• **WORKING DATA**:

=====

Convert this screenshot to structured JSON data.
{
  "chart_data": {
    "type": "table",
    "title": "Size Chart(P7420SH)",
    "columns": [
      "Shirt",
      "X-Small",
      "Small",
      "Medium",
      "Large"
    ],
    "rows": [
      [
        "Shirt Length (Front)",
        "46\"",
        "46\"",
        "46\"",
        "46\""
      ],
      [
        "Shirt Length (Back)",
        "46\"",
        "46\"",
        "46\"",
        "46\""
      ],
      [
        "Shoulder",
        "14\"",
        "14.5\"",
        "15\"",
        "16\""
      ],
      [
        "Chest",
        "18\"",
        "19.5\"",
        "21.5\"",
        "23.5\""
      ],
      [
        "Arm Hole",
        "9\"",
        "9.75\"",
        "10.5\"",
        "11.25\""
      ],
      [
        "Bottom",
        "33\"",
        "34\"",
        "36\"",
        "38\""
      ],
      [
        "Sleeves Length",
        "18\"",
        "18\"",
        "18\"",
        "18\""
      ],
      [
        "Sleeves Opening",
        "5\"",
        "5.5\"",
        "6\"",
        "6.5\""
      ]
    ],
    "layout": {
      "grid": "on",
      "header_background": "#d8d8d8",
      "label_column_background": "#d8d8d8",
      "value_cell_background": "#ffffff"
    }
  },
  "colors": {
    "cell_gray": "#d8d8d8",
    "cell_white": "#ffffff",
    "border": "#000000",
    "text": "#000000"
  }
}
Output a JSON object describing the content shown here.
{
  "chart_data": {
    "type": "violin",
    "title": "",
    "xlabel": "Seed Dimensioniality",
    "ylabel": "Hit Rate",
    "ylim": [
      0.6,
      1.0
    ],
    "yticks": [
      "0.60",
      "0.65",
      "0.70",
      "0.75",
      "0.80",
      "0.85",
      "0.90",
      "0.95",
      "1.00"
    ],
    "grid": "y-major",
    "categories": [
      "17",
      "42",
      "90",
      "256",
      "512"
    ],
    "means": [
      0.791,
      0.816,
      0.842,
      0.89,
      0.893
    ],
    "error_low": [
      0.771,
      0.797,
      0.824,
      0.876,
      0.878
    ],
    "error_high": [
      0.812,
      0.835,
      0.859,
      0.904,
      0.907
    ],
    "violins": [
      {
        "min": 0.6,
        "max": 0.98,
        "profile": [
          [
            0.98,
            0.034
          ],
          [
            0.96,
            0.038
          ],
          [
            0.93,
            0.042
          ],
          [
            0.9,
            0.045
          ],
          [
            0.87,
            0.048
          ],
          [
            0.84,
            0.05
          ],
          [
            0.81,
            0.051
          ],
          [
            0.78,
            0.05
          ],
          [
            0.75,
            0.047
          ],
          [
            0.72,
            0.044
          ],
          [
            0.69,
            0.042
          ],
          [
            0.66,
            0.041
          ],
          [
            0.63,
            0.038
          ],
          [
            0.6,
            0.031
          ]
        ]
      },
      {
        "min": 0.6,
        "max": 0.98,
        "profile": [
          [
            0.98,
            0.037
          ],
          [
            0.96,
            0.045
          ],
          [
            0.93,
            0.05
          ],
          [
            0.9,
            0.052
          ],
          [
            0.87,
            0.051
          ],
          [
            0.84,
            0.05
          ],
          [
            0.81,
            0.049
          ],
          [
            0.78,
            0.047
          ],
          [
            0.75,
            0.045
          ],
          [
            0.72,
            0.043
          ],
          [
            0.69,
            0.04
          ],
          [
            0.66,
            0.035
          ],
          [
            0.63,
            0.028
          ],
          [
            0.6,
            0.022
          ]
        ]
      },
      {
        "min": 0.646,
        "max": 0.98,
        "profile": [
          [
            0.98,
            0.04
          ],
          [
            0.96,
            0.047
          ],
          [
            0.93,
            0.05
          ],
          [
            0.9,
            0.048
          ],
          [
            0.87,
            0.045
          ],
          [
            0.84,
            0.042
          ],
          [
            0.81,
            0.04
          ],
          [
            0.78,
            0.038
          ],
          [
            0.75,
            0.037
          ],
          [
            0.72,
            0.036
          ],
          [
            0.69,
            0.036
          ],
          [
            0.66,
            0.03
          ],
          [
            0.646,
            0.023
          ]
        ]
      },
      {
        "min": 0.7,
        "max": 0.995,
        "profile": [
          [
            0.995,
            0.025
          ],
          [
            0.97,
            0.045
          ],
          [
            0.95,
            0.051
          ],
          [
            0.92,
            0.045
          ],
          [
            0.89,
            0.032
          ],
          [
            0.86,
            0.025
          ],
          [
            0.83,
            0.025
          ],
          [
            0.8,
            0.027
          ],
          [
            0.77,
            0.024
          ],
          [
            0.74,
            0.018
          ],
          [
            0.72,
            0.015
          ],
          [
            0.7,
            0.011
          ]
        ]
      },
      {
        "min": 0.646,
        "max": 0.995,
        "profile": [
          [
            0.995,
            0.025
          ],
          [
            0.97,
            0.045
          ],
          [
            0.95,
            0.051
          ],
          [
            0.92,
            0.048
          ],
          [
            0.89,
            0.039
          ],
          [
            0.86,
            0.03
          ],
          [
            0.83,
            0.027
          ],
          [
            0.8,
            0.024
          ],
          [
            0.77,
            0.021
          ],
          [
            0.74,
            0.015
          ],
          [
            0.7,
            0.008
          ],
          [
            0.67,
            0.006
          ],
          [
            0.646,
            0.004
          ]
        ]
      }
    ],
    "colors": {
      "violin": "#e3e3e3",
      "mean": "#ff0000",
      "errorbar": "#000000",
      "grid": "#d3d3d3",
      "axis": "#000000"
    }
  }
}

=====

• **WHAT TO DO**: Produce an exact copy of all the records.

• **RESULT OF THE EXERCISE**:
Convert this screenshot to structured JSON data.
{
  "chart_data": {
    "type": "table",
    "title": "Size Chart(P7420SH)",
    "columns": [
      "Shirt",
      "X-Small",
      "Small",
      "Medium",
      "Large"
    ],
    "rows": [
      [
        "Shirt Length (Front)",
        "46\"",
        "46\"",
        "46\"",
        "46\""
      ],
      [
        "Shirt Length (Back)",
        "46\"",
        "46\"",
        "46\"",
        "46\""
      ],
      [
        "Shoulder",
        "14\"",
        "14.5\"",
        "15\"",
        "16\""
      ],
      [
        "Chest",
        "18\"",
        "19.5\"",
        "21.5\"",
        "23.5\""
      ],
      [
        "Arm Hole",
        "9\"",
        "9.75\"",
        "10.5\"",
        "11.25\""
      ],
      [
        "Bottom",
        "33\"",
        "34\"",
        "36\"",
        "38\""
      ],
      [
        "Sleeves Length",
        "18\"",
        "18\"",
        "18\"",
        "18\""
      ],
      [
        "Sleeves Opening",
        "5\"",
        "5.5\"",
        "6\"",
        "6.5\""
      ]
    ],
    "layout": {
      "grid": "on",
      "header_background": "#d8d8d8",
      "label_column_background": "#d8d8d8",
      "value_cell_background": "#ffffff"
    }
  },
  "colors": {
    "cell_gray": "#d8d8d8",
    "cell_white": "#ffffff",
    "border": "#000000",
    "text": "#000000"
  }
}
Output a JSON object describing the content shown here.
{
  "chart_data": {
    "type": "violin",
    "title": "",
    "xlabel": "Seed Dimensioniality",
    "ylabel": "Hit Rate",
    "ylim": [
      0.6,
      1.0
    ],
    "yticks": [
      "0.60",
      "0.65",
      "0.70",
      "0.75",
      "0.80",
      "0.85",
      "0.90",
      "0.95",
      "1.00"
    ],
    "grid": "y-major",
    "categories": [
      "17",
      "42",
      "90",
      "256",
      "512"
    ],
    "means": [
      0.791,
      0.816,
      0.842,
      0.89,
      0.893
    ],
    "error_low": [
      0.771,
      0.797,
      0.824,
      0.876,
      0.878
    ],
    "error_high": [
      0.812,
      0.835,
      0.859,
      0.904,
      0.907
    ],
    "violins": [
      {
        "min": 0.6,
        "max": 0.98,
        "profile": [
          [
            0.98,
            0.034
          ],
          [
            0.96,
            0.038
          ],
          [
            0.93,
            0.042
          ],
          [
            0.9,
            0.045
          ],
          [
            0.87,
            0.048
          ],
          [
            0.84,
            0.05
          ],
          [
            0.81,
            0.051
          ],
          [
            0.78,
            0.05
          ],
          [
            0.75,
            0.047
          ],
          [
            0.72,
            0.044
          ],
          [
            0.69,
            0.042
          ],
          [
            0.66,
            0.041
          ],
          [
            0.63,
            0.038
          ],
          [
            0.6,
            0.031
          ]
        ]
      },
      {
        "min": 0.6,
        "max": 0.98,
        "profile": [
          [
            0.98,
            0.037
          ],
          [
            0.96,
            0.045
          ],
          [
            0.93,
            0.05
          ],
          [
            0.9,
            0.052
          ],
          [
            0.87,
            0.051
          ],
          [
            0.84,
            0.05
          ],
          [
            0.81,
            0.049
          ],
          [
            0.78,
            0.047
          ],
          [
            0.75,
            0.045
          ],
          [
            0.72,
            0.043
          ],
          [
            0.69,
            0.04
          ],
          [
            0.66,
            0.035
          ],
          [
            0.63,
            0.028
          ],
          [
            0.6,
            0.022
          ]
        ]
      },
      {
        "min": 0.646,
        "max": 0.98,
        "profile": [
          [
            0.98,
            0.04
          ],
          [
            0.96,
            0.047
          ],
          [
            0.93,
            0.05
          ],
          [
            0.9,
            0.048
          ],
          [
            0.87,
            0.045
          ],
          [
            0.84,
            0.042
          ],
          [
            0.81,
            0.04
          ],
          [
            0.78,
            0.038
          ],
          [
            0.75,
            0.037
          ],
          [
            0.72,
            0.036
          ],
          [
            0.69,
            0.036
          ],
          [
            0.66,
            0.03
          ],
          [
            0.646,
            0.023
          ]
        ]
      },
      {
        "min": 0.7,
        "max": 0.995,
        "profile": [
          [
            0.995,
            0.025
          ],
          [
            0.97,
            0.045
          ],
          [
            0.95,
            0.051
          ],
          [
            0.92,
            0.045
          ],
          [
            0.89,
            0.032
          ],
          [
            0.86,
            0.025
          ],
          [
            0.83,
            0.025
          ],
          [
            0.8,
            0.027
          ],
          [
            0.77,
            0.024
          ],
          [
            0.74,
            0.018
          ],
          [
            0.72,
            0.015
          ],
          [
            0.7,
            0.011
          ]
        ]
      },
      {
        "min": 0.646,
        "max": 0.995,
        "profile": [
          [
            0.995,
            0.025
          ],
          [
            0.97,
            0.045
          ],
          [
            0.95,
            0.051
          ],
          [
            0.92,
            0.048
          ],
          [
            0.89,
            0.039
          ],
          [
            0.86,
            0.03
          ],
          [
            0.83,
            0.027
          ],
          [
            0.8,
            0.024
          ],
          [
            0.77,
            0.021
          ],
          [
            0.74,
            0.015
          ],
          [
            0.7,
            0.008
          ],
          [
            0.67,
            0.006
          ],
          [
            0.646,
            0.004
          ]
        ]
      }
    ],
    "colors": {
      "violin": "#e3e3e3",
      "mean": "#ff0000",
      "errorbar": "#000000",
      "grid": "#d3d3d3",
      "axis": "#000000"
    }
  }
}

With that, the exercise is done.